━━ Dataset extract

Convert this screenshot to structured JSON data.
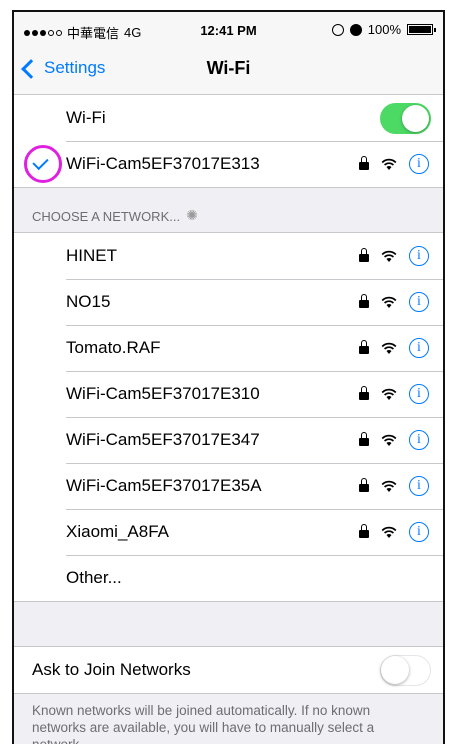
{
  "status": {
    "carrier": "中華電信",
    "network": "4G",
    "time": "12:41 PM",
    "battery": "100%"
  },
  "nav": {
    "back_label": "Settings",
    "title": "Wi-Fi"
  },
  "wifi_toggle": {
    "label": "Wi-Fi",
    "on": true
  },
  "connected": {
    "name": "WiFi-Cam5EF37017E313"
  },
  "section": {
    "header": "CHOOSE A NETWORK..."
  },
  "networks": [
    {
      "name": "HINET"
    },
    {
      "name": "NO15"
    },
    {
      "name": "Tomato.RAF"
    },
    {
      "name": "WiFi-Cam5EF37017E310"
    },
    {
      "name": "WiFi-Cam5EF37017E347"
    },
    {
      "name": "WiFi-Cam5EF37017E35A"
    },
    {
      "name": "Xiaomi_A8FA"
    }
  ],
  "other_label": "Other...",
  "ask_join": {
    "label": "Ask to Join Networks",
    "on": false
  },
  "footer_text": "Known networks will be joined automatically. If no known networks are available, you will have to manually select a network.",
  "colors": {
    "accent": "#007aff",
    "toggle_on": "#4cd964",
    "annotation": "#e020e0"
  }
}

━━━━

The task
Quote every line of the records above exactly; no picture is to be copied.

Task answer
Convert this screenshot to structured JSON data.
{
  "status": {
    "carrier": "中華電信",
    "network": "4G",
    "time": "12:41 PM",
    "battery": "100%"
  },
  "nav": {
    "back_label": "Settings",
    "title": "Wi-Fi"
  },
  "wifi_toggle": {
    "label": "Wi-Fi",
    "on": true
  },
  "connected": {
    "name": "WiFi-Cam5EF37017E313"
  },
  "section": {
    "header": "CHOOSE A NETWORK..."
  },
  "networks": [
    {
      "name": "HINET"
    },
    {
      "name": "NO15"
    },
    {
      "name": "Tomato.RAF"
    },
    {
      "name": "WiFi-Cam5EF37017E310"
    },
    {
      "name": "WiFi-Cam5EF37017E347"
    },
    {
      "name": "WiFi-Cam5EF37017E35A"
    },
    {
      "name": "Xiaomi_A8FA"
    }
  ],
  "other_label": "Other...",
  "ask_join": {
    "label": "Ask to Join Networks",
    "on": false
  },
  "footer_text": "Known networks will be joined automatically. If no known networks are available, you will have to manually select a network.",
  "colors": {
    "accent": "#007aff",
    "toggle_on": "#4cd964",
    "annotation": "#e020e0"
  }
}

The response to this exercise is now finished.